- _Text excerpt_:
▼
Preliminary results from two independent clinical trials indicate that panobinostat in combination with Vidaza may be effective and safe for higher-risk myelodysplastic syndromes patients.

The studies were presented at the American Society of Hematology (ASH) annual meeting in San Diego this past December.

Panobinostat (LBH589), which is being developed by the pharmaceutical company Novartis (NYSE: NVS), belongs to a class of drugs known as histone deacetylase (HDAC) inhibitors.  HDAC inhibitors work by increasing the production of proteins that slow cell division and cause cell death.

When used alone, panobinostat has shown little activity in myelodysplastic syndromes (MDS) patients (see related Beacon news).

However, the researchers speculated that panobinostat may act synergistically with other treatments.

The two studies presented at the meeting sought to determine whether panobinostat and Vidaza (azacitidine) are effective together against MDS and at what dose panobinostat should be administered.

Panobinostat Plus Five-Day Vidaza

Through a Phase 1b/2 study, researchers sought to determine the safety, tolerability, and efficacy of oral panobinostat in combination with a 5-day Vidaza treatment schedule.

The researchers determined that five days of Vidaza followed by 30 mg panobinostat three times weekly was tolerable and that the combination treatment may be effective in MDS.

Twenty-six patients with higher-risk MDS or acute myeloid leukemia who had not received previous treatment were included in this study conducted in Heidelberg, Germany, and throughout Australia.
▲
[Collected data]
▼
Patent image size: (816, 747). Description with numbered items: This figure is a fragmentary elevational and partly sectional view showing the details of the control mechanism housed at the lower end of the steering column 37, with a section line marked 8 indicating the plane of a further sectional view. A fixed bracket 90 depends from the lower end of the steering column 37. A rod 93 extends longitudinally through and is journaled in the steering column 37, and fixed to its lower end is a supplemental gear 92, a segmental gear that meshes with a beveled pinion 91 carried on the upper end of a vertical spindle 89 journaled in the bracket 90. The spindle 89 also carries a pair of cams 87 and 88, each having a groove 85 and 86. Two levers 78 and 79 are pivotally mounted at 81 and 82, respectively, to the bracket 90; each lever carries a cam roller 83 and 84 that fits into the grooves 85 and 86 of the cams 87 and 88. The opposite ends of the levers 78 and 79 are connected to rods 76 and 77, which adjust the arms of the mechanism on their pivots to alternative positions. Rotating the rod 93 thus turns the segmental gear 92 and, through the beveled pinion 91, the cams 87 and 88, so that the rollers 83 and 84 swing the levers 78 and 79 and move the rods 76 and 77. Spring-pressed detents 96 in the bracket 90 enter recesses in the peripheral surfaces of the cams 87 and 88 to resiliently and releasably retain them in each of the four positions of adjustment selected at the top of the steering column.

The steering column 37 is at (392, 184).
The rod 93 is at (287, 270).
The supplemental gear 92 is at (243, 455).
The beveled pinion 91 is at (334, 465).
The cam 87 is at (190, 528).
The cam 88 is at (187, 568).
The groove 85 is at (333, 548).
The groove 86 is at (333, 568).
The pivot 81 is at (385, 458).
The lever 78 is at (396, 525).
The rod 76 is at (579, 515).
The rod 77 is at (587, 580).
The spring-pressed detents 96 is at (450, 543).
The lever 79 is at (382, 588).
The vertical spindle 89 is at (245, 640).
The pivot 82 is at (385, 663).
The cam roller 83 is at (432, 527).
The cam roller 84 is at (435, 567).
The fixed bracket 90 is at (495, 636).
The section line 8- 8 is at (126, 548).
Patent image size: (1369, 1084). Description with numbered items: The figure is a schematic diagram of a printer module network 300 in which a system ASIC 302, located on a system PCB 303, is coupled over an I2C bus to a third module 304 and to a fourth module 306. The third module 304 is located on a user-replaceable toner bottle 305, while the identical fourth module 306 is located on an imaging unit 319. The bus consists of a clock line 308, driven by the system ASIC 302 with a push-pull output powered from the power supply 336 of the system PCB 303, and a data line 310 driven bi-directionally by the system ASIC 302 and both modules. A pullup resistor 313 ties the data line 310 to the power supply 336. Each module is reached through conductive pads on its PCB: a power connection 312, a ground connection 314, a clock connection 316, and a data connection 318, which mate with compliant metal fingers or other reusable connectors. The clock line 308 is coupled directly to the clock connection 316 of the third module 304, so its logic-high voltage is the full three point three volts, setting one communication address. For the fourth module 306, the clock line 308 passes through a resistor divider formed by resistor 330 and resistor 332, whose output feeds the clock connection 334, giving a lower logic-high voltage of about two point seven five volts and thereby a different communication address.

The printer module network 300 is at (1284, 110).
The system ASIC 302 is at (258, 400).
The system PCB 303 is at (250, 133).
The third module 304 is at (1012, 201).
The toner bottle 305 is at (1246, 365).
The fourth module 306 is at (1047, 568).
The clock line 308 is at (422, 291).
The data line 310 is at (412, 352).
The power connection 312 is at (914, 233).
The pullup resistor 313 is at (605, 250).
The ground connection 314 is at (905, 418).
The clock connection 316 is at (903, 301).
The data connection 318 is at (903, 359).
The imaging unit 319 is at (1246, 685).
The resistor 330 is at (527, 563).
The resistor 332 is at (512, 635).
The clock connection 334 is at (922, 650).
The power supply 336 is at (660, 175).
▲
- _Assignment_:
Print the passage of the panobinostat text above from "Preliminary results from" up to and including "myelodysplastic syndromes patients.", keeping every word unchanged.

- _Answer to this problem_:
Preliminary results from two independent clinical trials indicate that panobinostat in combination with Vidaza may be effective and safe for higher-risk myelodysplastic syndromes patients.